__Work to complete__:
Report all lines holding "value".

** BEGIN Source records **

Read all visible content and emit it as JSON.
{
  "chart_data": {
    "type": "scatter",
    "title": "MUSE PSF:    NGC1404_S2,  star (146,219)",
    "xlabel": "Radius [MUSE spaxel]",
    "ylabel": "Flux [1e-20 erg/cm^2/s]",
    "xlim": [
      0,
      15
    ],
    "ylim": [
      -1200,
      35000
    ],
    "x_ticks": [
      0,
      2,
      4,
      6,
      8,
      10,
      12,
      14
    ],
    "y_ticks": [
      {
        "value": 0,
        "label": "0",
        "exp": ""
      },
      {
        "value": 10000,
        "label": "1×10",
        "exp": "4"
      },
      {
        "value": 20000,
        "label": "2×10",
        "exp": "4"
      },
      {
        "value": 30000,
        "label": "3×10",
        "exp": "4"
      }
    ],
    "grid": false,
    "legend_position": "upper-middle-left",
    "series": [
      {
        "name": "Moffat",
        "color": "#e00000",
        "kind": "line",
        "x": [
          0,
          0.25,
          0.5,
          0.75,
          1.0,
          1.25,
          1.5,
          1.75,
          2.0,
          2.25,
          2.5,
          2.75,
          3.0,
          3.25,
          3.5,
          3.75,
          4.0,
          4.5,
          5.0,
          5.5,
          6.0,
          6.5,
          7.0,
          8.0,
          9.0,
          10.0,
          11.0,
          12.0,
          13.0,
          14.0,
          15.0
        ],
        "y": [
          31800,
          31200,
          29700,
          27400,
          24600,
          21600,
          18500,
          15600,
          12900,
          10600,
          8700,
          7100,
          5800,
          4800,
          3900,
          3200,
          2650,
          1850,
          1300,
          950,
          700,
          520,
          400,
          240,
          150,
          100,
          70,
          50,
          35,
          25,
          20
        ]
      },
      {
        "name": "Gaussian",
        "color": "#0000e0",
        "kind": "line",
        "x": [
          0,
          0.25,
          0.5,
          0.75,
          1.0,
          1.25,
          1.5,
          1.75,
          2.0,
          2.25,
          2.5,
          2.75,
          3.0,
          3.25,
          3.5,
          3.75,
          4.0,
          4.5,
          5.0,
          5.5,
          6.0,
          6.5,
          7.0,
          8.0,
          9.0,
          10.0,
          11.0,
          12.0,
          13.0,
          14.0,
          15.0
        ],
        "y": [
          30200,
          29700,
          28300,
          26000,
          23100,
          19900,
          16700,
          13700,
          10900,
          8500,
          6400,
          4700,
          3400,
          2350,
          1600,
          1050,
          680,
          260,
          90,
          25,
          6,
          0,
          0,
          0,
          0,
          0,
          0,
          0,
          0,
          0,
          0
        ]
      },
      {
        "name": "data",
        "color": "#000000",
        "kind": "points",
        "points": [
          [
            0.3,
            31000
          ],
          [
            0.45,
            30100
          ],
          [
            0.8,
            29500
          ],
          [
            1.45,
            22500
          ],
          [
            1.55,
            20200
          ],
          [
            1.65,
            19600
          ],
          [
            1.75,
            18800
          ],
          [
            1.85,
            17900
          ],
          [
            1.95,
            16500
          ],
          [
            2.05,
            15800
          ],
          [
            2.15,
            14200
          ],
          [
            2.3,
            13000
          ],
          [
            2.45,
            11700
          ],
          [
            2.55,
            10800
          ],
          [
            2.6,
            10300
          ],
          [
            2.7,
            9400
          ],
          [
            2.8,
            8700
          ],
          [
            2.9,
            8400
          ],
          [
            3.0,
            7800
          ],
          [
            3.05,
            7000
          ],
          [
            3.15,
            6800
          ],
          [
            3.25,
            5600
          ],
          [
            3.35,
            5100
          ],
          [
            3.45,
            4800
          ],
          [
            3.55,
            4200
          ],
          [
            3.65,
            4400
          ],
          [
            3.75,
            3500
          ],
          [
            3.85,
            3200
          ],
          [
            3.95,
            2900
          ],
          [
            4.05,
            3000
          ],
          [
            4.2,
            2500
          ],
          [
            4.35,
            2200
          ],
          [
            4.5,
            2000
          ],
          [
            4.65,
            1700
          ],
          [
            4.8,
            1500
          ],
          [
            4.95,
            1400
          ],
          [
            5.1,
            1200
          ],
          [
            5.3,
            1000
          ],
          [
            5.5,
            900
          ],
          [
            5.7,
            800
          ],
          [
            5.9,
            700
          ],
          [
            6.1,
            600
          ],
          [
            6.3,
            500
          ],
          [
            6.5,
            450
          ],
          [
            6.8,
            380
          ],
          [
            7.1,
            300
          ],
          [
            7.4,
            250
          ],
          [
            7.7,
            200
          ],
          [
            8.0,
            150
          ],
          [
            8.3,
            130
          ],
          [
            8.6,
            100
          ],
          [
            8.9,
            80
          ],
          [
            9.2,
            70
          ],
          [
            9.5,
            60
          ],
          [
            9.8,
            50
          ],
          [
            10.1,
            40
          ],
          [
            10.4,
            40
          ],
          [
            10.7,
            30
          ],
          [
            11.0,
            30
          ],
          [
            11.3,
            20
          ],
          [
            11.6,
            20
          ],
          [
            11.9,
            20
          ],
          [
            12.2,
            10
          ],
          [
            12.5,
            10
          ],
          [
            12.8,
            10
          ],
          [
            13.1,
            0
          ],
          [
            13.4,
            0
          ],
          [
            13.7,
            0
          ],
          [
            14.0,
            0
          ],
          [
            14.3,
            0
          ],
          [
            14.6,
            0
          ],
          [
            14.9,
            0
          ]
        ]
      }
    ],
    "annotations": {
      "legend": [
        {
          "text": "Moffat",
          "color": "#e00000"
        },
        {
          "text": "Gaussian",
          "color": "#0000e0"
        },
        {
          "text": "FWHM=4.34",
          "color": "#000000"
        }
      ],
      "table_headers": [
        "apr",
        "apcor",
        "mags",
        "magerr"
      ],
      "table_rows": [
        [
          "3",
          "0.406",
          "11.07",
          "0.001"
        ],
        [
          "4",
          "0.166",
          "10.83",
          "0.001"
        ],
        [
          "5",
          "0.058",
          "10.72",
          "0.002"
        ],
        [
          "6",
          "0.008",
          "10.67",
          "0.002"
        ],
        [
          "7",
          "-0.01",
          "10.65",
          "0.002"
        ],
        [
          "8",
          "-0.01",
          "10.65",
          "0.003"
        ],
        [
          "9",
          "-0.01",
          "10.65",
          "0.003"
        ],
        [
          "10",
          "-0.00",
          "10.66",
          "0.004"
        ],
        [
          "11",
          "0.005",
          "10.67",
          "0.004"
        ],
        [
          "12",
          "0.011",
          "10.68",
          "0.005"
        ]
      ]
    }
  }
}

** END Source records **

__Response for this exercise__:
        "value": 0,
        "value": 10000,
        "value": 20000,
        "value": 30000,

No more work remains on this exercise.